[What is being asked] The exercise asks you to copy every line below in which "Chaise" appears.
* begin Task data *
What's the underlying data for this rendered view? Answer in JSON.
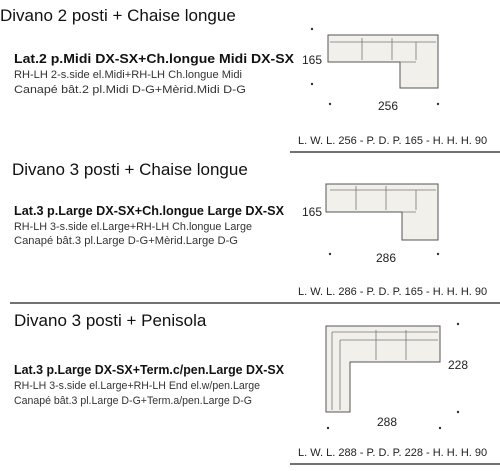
{
  "sections": [
    {
      "title": "Divano 2 posti + Chaise longue",
      "code": "Lat.2 p.Midi DX-SX+Ch.longue Midi DX-SX",
      "lines": [
        "RH-LH 2-s.side el.Midi+RH-LH Ch.longue Midi",
        "Canapé bât.2 pl.Midi D-G+Mèrid.Midi D-G"
      ],
      "depth": "165",
      "width": "256",
      "spec": "L. W. L. 256 - P. D. P. 165 - H. H. H. 90"
    },
    {
      "title": "Divano 3 posti + Chaise longue",
      "code": "Lat.3 p.Large DX-SX+Ch.longue Large DX-SX",
      "lines": [
        "RH-LH 3-s.side el.Large+RH-LH Ch.longue Large",
        "Canapé bât.3 pl.Large D-G+Mèrid.Large D-G"
      ],
      "depth": "165",
      "width": "286",
      "spec": "L. W. L. 286 - P. D. P. 165 - H. H. H. 90"
    },
    {
      "title": "Divano 3 posti + Penisola",
      "code": "Lat.3 p.Large DX-SX+Term.c/pen.Large DX-SX",
      "lines": [
        "RH-LH 3-s.side el.Large+RH-LH End el.w/pen.Large",
        "Canapé bât.3 pl.Large D-G+Term.a/pen.Large D-G"
      ],
      "depth": "228",
      "width": "288",
      "spec": "L. W. L. 288 - P. D. P. 228 - H. H. H. 90"
    }
  ]
}
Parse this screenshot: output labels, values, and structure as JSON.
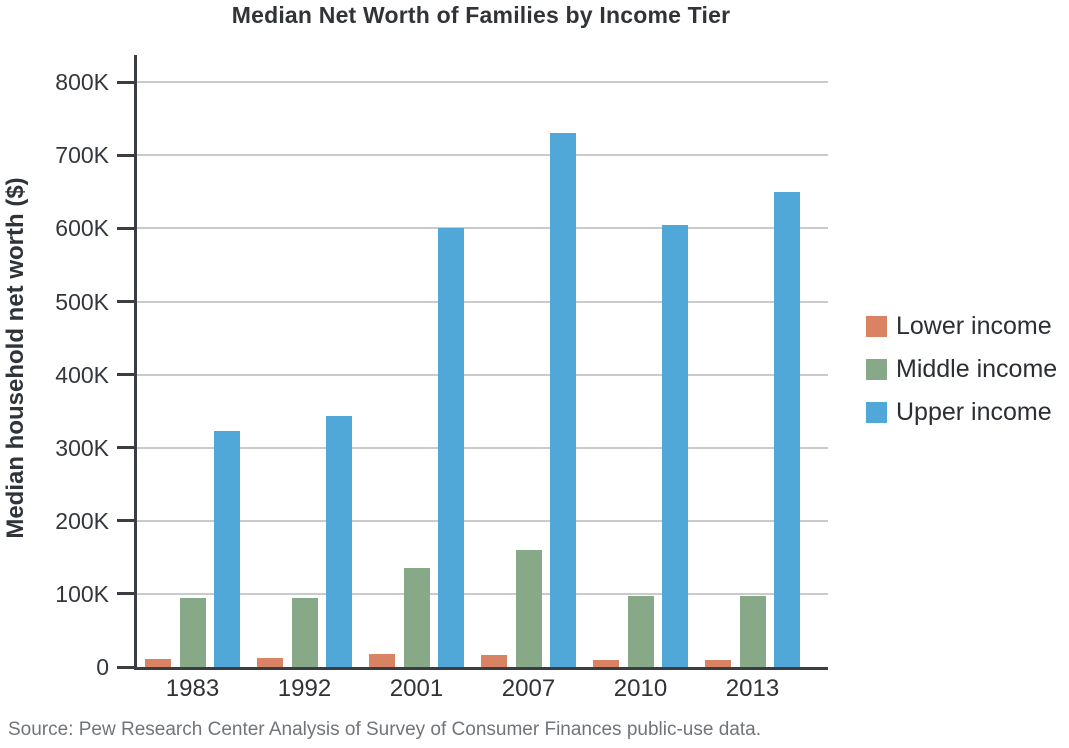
{
  "figure": {
    "source": "Source: Pew Research Center Analysis of Survey of Consumer Finances public-use data."
  },
  "chart_data": {
    "type": "bar",
    "title": "Median Net Worth of Families by Income Tier",
    "xlabel": "",
    "ylabel": "Median household net worth ($)",
    "categories": [
      "1983",
      "1992",
      "2001",
      "2007",
      "2010",
      "2013"
    ],
    "series": [
      {
        "name": "Lower income",
        "color": "#DA8364",
        "values": [
          11000,
          13000,
          18000,
          17000,
          10000,
          9000
        ]
      },
      {
        "name": "Middle income",
        "color": "#87A987",
        "values": [
          95000,
          95000,
          135000,
          160000,
          97000,
          97000
        ]
      },
      {
        "name": "Upper income",
        "color": "#4FA8D8",
        "values": [
          323000,
          344000,
          600000,
          730000,
          605000,
          650000
        ]
      }
    ],
    "y_ticks": [
      {
        "value": 0,
        "label": "0"
      },
      {
        "value": 100000,
        "label": "100K"
      },
      {
        "value": 200000,
        "label": "200K"
      },
      {
        "value": 300000,
        "label": "300K"
      },
      {
        "value": 400000,
        "label": "400K"
      },
      {
        "value": 500000,
        "label": "500K"
      },
      {
        "value": 600000,
        "label": "600K"
      },
      {
        "value": 700000,
        "label": "700K"
      },
      {
        "value": 800000,
        "label": "800K"
      }
    ],
    "ylim": [
      0,
      800000
    ],
    "grid": true,
    "legend_position": "right",
    "axis_color": "#3A3E42",
    "gridline_color": "#C8CACC"
  }
}
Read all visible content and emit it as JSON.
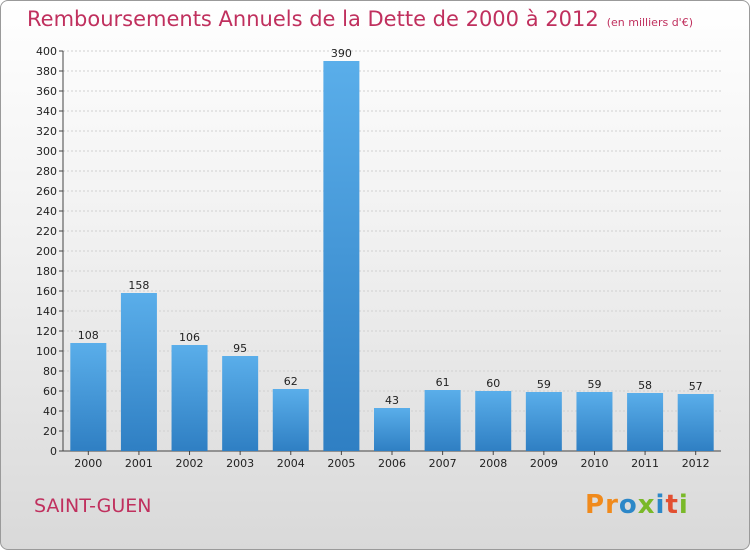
{
  "header": {
    "title": "Remboursements Annuels de la Dette de 2000 à 2012",
    "unit": "(en milliers d'€)"
  },
  "footer": {
    "commune": "SAINT-GUEN",
    "brand": "Proxiti"
  },
  "colors": {
    "accent": "#c0305e",
    "bar_light": "#5aaeea",
    "bar_dark": "#2f7fc3",
    "logo": [
      "#f08a1c",
      "#f08a1c",
      "#2c87c8",
      "#7ab929",
      "#2c87c8",
      "#e24f31",
      "#7ab929"
    ]
  },
  "chart_data": {
    "type": "bar",
    "title": "Remboursements Annuels de la Dette de 2000 à 2012",
    "subtitle": "(en milliers d'€)",
    "xlabel": "",
    "ylabel": "",
    "categories": [
      "2000",
      "2001",
      "2002",
      "2003",
      "2004",
      "2005",
      "2006",
      "2007",
      "2008",
      "2009",
      "2010",
      "2011",
      "2012"
    ],
    "values": [
      108,
      158,
      106,
      95,
      62,
      390,
      43,
      61,
      60,
      59,
      59,
      58,
      57
    ],
    "ylim": [
      0,
      400
    ],
    "ytick_step": 20,
    "grid": true
  }
}
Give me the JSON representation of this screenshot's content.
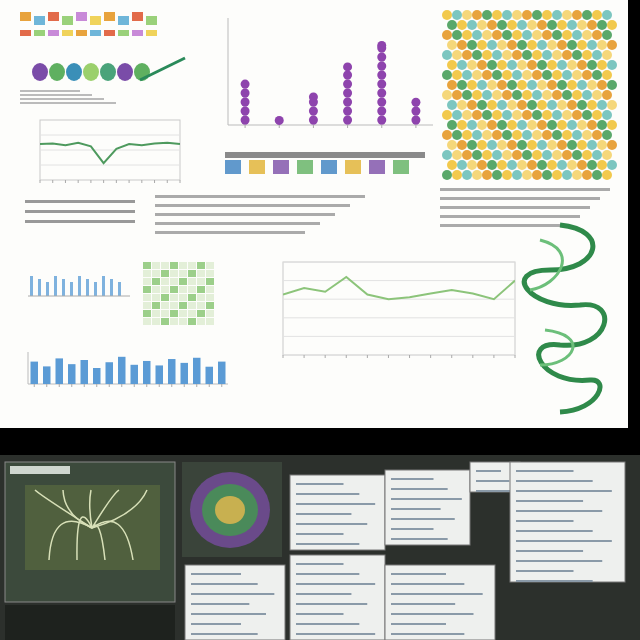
{
  "chart_data": [
    {
      "type": "bar",
      "categories": [
        null,
        null,
        null,
        null,
        null,
        null
      ],
      "values": [
        42,
        8,
        30,
        58,
        78,
        25
      ],
      "color": "#8e44ad",
      "ylim": [
        0,
        100
      ],
      "tick_labels": false,
      "marker": "circle"
    },
    {
      "type": "line",
      "categories": [
        null,
        null,
        null,
        null,
        null,
        null,
        null,
        null,
        null,
        null,
        null,
        null
      ],
      "values": [
        65,
        72,
        68,
        84,
        65,
        60,
        62,
        66,
        70,
        66,
        60,
        80
      ],
      "color": "#8cc47a",
      "ylim": [
        0,
        100
      ],
      "yticks": [
        0,
        20,
        40,
        60,
        80,
        100
      ],
      "grid": true,
      "tick_labels": false
    },
    {
      "type": "line",
      "categories": [
        null,
        null,
        null,
        null,
        null,
        null,
        null,
        null,
        null,
        null,
        null,
        null
      ],
      "values": [
        60,
        61,
        58,
        62,
        56,
        28,
        52,
        60,
        58,
        61,
        62,
        60
      ],
      "color": "#4e9a5e",
      "ylim": [
        0,
        100
      ],
      "yticks": [
        25,
        50,
        75
      ],
      "grid": true,
      "tick_labels": false
    },
    {
      "type": "bar",
      "categories": [
        null,
        null,
        null,
        null,
        null,
        null,
        null,
        null,
        null,
        null,
        null,
        null,
        null,
        null,
        null,
        null
      ],
      "values": [
        70,
        55,
        80,
        62,
        75,
        50,
        68,
        85,
        60,
        72,
        58,
        78,
        66,
        82,
        54,
        70
      ],
      "color": "#5b9bd5",
      "ylim": [
        0,
        100
      ],
      "tick_labels": false
    }
  ]
}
* end Task data *
[Task output]
      "title": "Divano 2 posti + Chaise longue",
      "title": "Divano 3 posti + Chaise longue",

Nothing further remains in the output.